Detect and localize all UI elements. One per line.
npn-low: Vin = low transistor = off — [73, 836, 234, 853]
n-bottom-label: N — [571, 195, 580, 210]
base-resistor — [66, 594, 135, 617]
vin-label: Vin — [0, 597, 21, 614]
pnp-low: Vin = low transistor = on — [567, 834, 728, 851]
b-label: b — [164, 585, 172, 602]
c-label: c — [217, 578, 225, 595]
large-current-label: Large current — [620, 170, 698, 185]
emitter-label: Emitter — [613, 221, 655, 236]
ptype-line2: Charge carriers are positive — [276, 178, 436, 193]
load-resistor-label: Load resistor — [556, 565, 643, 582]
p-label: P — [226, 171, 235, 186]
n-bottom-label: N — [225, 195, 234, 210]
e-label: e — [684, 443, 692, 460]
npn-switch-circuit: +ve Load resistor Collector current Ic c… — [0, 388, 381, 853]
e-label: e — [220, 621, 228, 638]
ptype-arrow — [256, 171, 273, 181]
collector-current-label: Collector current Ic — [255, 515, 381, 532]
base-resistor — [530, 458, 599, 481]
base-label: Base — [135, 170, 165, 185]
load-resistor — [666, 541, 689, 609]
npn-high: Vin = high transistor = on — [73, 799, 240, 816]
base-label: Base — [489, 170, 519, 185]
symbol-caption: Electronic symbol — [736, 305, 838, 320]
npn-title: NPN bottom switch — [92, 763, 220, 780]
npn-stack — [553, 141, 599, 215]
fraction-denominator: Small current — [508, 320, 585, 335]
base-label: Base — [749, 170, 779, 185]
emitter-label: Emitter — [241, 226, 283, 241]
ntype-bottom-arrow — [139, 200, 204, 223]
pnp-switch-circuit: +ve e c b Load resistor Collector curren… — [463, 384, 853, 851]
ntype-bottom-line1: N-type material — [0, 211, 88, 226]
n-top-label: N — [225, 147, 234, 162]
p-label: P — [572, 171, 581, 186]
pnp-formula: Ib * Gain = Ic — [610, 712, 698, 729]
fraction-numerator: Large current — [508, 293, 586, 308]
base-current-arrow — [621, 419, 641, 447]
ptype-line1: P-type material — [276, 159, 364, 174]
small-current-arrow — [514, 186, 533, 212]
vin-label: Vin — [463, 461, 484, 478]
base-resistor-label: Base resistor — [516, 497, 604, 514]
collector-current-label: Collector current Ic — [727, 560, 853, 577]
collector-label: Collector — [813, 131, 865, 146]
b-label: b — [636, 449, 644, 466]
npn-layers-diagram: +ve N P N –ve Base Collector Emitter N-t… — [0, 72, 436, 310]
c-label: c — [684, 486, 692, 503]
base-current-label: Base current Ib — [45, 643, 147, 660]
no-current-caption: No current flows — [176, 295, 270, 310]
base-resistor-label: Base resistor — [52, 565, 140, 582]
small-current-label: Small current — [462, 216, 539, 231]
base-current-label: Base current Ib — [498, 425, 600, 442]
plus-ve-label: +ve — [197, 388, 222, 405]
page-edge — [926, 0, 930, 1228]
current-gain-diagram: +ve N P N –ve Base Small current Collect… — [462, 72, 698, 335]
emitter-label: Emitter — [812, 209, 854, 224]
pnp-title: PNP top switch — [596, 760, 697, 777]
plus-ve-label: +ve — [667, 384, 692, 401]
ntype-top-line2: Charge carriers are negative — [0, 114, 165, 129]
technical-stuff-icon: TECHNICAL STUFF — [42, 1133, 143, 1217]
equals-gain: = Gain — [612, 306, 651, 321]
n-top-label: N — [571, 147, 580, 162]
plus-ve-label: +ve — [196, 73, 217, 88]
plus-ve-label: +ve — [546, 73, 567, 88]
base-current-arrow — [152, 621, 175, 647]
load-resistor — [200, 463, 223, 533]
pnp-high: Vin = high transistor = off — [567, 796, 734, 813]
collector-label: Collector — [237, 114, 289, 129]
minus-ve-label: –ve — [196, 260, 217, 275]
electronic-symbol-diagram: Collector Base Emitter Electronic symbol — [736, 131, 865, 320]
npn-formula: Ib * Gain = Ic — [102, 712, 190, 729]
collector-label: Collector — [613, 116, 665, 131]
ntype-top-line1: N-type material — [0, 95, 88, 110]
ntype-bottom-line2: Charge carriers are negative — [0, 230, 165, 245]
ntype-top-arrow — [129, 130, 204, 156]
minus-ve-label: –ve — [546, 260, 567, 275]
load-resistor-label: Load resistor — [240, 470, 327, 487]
-*-*-
Stated problem = Copy every line of the records above exactly as it appears.

Reply to the task =
Detect and localize all UI elements. One per line.
npn-low: Vin = low transistor = off — [73, 836, 234, 853]
n-bottom-label: N — [571, 195, 580, 210]
base-resistor — [66, 594, 135, 617]
vin-label: Vin — [0, 597, 21, 614]
pnp-low: Vin = low transistor = on — [567, 834, 728, 851]
b-label: b — [164, 585, 172, 602]
c-label: c — [217, 578, 225, 595]
large-current-label: Large current — [620, 170, 698, 185]
emitter-label: Emitter — [613, 221, 655, 236]
ptype-line2: Charge carriers are positive — [276, 178, 436, 193]
load-resistor-label: Load resistor — [556, 565, 643, 582]
p-label: P — [226, 171, 235, 186]
n-bottom-label: N — [225, 195, 234, 210]
e-label: e — [684, 443, 692, 460]
npn-switch-circuit: +ve Load resistor Collector current Ic c… — [0, 388, 381, 853]
e-label: e — [220, 621, 228, 638]
ptype-arrow — [256, 171, 273, 181]
collector-current-label: Collector current Ic — [255, 515, 381, 532]
base-resistor — [530, 458, 599, 481]
base-label: Base — [135, 170, 165, 185]
load-resistor — [666, 541, 689, 609]
npn-high: Vin = high transistor = on — [73, 799, 240, 816]
base-label: Base — [489, 170, 519, 185]
symbol-caption: Electronic symbol — [736, 305, 838, 320]
npn-title: NPN bottom switch — [92, 763, 220, 780]
npn-stack — [553, 141, 599, 215]
fraction-denominator: Small current — [508, 320, 585, 335]
base-label: Base — [749, 170, 779, 185]
emitter-label: Emitter — [241, 226, 283, 241]
ntype-bottom-arrow — [139, 200, 204, 223]
pnp-switch-circuit: +ve e c b Load resistor Collector curren… — [463, 384, 853, 851]
ntype-bottom-line1: N-type material — [0, 211, 88, 226]
n-top-label: N — [225, 147, 234, 162]
p-label: P — [572, 171, 581, 186]
pnp-formula: Ib * Gain = Ic — [610, 712, 698, 729]
fraction-numerator: Large current — [508, 293, 586, 308]
base-current-arrow — [621, 419, 641, 447]
ptype-line1: P-type material — [276, 159, 364, 174]
small-current-arrow — [514, 186, 533, 212]
vin-label: Vin — [463, 461, 484, 478]
base-resistor-label: Base resistor — [516, 497, 604, 514]
collector-current-label: Collector current Ic — [727, 560, 853, 577]
collector-label: Collector — [813, 131, 865, 146]
b-label: b — [636, 449, 644, 466]
npn-layers-diagram: +ve N P N –ve Base Collector Emitter N-t… — [0, 72, 436, 310]
c-label: c — [684, 486, 692, 503]
base-current-label: Base current Ib — [45, 643, 147, 660]
no-current-caption: No current flows — [176, 295, 270, 310]
base-resistor-label: Base resistor — [52, 565, 140, 582]
small-current-label: Small current — [462, 216, 539, 231]
base-current-label: Base current Ib — [498, 425, 600, 442]
plus-ve-label: +ve — [197, 388, 222, 405]
page-edge — [926, 0, 930, 1228]
current-gain-diagram: +ve N P N –ve Base Small current Collect… — [462, 72, 698, 335]
emitter-label: Emitter — [812, 209, 854, 224]
pnp-title: PNP top switch — [596, 760, 697, 777]
plus-ve-label: +ve — [667, 384, 692, 401]
ntype-top-line2: Charge carriers are negative — [0, 114, 165, 129]
technical-stuff-icon: TECHNICAL STUFF — [42, 1133, 143, 1217]
equals-gain: = Gain — [612, 306, 651, 321]
n-top-label: N — [571, 147, 580, 162]
plus-ve-label: +ve — [196, 73, 217, 88]
plus-ve-label: +ve — [546, 73, 567, 88]
base-current-arrow — [152, 621, 175, 647]
load-resistor — [200, 463, 223, 533]
pnp-high: Vin = high transistor = off — [567, 796, 734, 813]
collector-label: Collector — [237, 114, 289, 129]
minus-ve-label: –ve — [196, 260, 217, 275]
electronic-symbol-diagram: Collector Base Emitter Electronic symbol — [736, 131, 865, 320]
npn-formula: Ib * Gain = Ic — [102, 712, 190, 729]
collector-label: Collector — [613, 116, 665, 131]
ntype-top-line1: N-type material — [0, 95, 88, 110]
ntype-bottom-line2: Charge carriers are negative — [0, 230, 165, 245]
ntype-top-arrow — [129, 130, 204, 156]
minus-ve-label: –ve — [546, 260, 567, 275]
load-resistor-label: Load resistor — [240, 470, 327, 487]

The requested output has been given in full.